WHAT TO WORK ON | Can you quote the records below in full, word for word?

EXTRACTED RECORDS |
----
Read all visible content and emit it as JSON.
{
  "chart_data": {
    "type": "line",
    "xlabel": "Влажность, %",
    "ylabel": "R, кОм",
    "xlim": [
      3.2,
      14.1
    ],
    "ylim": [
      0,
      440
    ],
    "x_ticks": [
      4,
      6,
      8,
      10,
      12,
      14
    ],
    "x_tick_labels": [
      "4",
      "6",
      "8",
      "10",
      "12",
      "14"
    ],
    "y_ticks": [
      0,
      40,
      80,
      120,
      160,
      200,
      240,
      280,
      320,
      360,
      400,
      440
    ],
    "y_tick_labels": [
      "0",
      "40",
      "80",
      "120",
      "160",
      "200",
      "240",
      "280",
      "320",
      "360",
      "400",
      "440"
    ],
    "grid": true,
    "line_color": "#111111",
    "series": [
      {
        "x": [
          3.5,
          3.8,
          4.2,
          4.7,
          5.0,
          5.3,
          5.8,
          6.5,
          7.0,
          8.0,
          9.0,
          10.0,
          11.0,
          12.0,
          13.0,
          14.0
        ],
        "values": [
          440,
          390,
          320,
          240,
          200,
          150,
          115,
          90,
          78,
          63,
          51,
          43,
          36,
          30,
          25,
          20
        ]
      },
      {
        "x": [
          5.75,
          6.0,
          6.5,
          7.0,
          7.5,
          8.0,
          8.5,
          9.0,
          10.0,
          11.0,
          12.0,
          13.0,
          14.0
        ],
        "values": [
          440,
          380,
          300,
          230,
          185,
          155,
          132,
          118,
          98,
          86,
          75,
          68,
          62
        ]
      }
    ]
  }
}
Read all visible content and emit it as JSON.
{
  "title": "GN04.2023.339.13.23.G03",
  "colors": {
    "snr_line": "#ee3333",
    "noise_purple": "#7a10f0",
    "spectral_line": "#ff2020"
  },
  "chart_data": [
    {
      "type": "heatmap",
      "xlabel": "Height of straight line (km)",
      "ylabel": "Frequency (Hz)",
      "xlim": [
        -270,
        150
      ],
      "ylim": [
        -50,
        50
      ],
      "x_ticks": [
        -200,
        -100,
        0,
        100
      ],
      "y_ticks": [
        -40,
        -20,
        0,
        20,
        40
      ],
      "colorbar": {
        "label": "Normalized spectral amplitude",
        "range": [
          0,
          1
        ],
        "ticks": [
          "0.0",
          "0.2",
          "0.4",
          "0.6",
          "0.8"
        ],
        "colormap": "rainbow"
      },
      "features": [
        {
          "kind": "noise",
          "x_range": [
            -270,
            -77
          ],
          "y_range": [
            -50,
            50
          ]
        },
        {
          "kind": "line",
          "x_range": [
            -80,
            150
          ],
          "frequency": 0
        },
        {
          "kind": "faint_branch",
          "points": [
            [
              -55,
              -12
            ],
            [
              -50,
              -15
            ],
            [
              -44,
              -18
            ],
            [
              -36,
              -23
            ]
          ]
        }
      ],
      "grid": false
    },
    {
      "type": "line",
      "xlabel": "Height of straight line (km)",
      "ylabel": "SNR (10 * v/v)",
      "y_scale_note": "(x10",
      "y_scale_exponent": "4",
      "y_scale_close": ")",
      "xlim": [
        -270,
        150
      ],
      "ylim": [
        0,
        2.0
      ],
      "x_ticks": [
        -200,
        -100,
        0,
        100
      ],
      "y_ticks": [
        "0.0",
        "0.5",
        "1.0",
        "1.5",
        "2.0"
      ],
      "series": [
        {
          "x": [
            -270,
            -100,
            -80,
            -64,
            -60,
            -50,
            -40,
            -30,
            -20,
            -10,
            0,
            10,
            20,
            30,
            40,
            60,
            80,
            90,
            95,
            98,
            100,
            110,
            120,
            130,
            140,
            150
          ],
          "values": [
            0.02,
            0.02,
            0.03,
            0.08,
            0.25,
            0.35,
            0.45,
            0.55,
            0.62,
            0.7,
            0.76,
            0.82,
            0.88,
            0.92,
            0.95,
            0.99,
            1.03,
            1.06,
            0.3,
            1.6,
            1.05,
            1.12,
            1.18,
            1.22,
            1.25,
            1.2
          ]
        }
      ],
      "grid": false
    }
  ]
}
----
THE ANSWER |
Read all visible content and emit it as JSON.
{
  "chart_data": {
    "type": "line",
    "xlabel": "Влажность, %",
    "ylabel": "R, кОм",
    "xlim": [
      3.2,
      14.1
    ],
    "ylim": [
      0,
      440
    ],
    "x_ticks": [
      4,
      6,
      8,
      10,
      12,
      14
    ],
    "x_tick_labels": [
      "4",
      "6",
      "8",
      "10",
      "12",
      "14"
    ],
    "y_ticks": [
      0,
      40,
      80,
      120,
      160,
      200,
      240,
      280,
      320,
      360,
      400,
      440
    ],
    "y_tick_labels": [
      "0",
      "40",
      "80",
      "120",
      "160",
      "200",
      "240",
      "280",
      "320",
      "360",
      "400",
      "440"
    ],
    "grid": true,
    "line_color": "#111111",
    "series": [
      {
        "x": [
          3.5,
          3.8,
          4.2,
          4.7,
          5.0,
          5.3,
          5.8,
          6.5,
          7.0,
          8.0,
          9.0,
          10.0,
          11.0,
          12.0,
          13.0,
          14.0
        ],
        "values": [
          440,
          390,
          320,
          240,
          200,
          150,
          115,
          90,
          78,
          63,
          51,
          43,
          36,
          30,
          25,
          20
        ]
      },
      {
        "x": [
          5.75,
          6.0,
          6.5,
          7.0,
          7.5,
          8.0,
          8.5,
          9.0,
          10.0,
          11.0,
          12.0,
          13.0,
          14.0
        ],
        "values": [
          440,
          380,
          300,
          230,
          185,
          155,
          132,
          118,
          98,
          86,
          75,
          68,
          62
        ]
      }
    ]
  }
}
Read all visible content and emit it as JSON.
{
  "title": "GN04.2023.339.13.23.G03",
  "colors": {
    "snr_line": "#ee3333",
    "noise_purple": "#7a10f0",
    "spectral_line": "#ff2020"
  },
  "chart_data": [
    {
      "type": "heatmap",
      "xlabel": "Height of straight line (km)",
      "ylabel": "Frequency (Hz)",
      "xlim": [
        -270,
        150
      ],
      "ylim": [
        -50,
        50
      ],
      "x_ticks": [
        -200,
        -100,
        0,
        100
      ],
      "y_ticks": [
        -40,
        -20,
        0,
        20,
        40
      ],
      "colorbar": {
        "label": "Normalized spectral amplitude",
        "range": [
          0,
          1
        ],
        "ticks": [
          "0.0",
          "0.2",
          "0.4",
          "0.6",
          "0.8"
        ],
        "colormap": "rainbow"
      },
      "features": [
        {
          "kind": "noise",
          "x_range": [
            -270,
            -77
          ],
          "y_range": [
            -50,
            50
          ]
        },
        {
          "kind": "line",
          "x_range": [
            -80,
            150
          ],
          "frequency": 0
        },
        {
          "kind": "faint_branch",
          "points": [
            [
              -55,
              -12
            ],
            [
              -50,
              -15
            ],
            [
              -44,
              -18
            ],
            [
              -36,
              -23
            ]
          ]
        }
      ],
      "grid": false
    },
    {
      "type": "line",
      "xlabel": "Height of straight line (km)",
      "ylabel": "SNR (10 * v/v)",
      "y_scale_note": "(x10",
      "y_scale_exponent": "4",
      "y_scale_close": ")",
      "xlim": [
        -270,
        150
      ],
      "ylim": [
        0,
        2.0
      ],
      "x_ticks": [
        -200,
        -100,
        0,
        100
      ],
      "y_ticks": [
        "0.0",
        "0.5",
        "1.0",
        "1.5",
        "2.0"
      ],
      "series": [
        {
          "x": [
            -270,
            -100,
            -80,
            -64,
            -60,
            -50,
            -40,
            -30,
            -20,
            -10,
            0,
            10,
            20,
            30,
            40,
            60,
            80,
            90,
            95,
            98,
            100,
            110,
            120,
            130,
            140,
            150
          ],
          "values": [
            0.02,
            0.02,
            0.03,
            0.08,
            0.25,
            0.35,
            0.45,
            0.55,
            0.62,
            0.7,
            0.76,
            0.82,
            0.88,
            0.92,
            0.95,
            0.99,
            1.03,
            1.06,
            0.3,
            1.6,
            1.05,
            1.12,
            1.18,
            1.22,
            1.25,
            1.2
          ]
        }
      ],
      "grid": false
    }
  ]
}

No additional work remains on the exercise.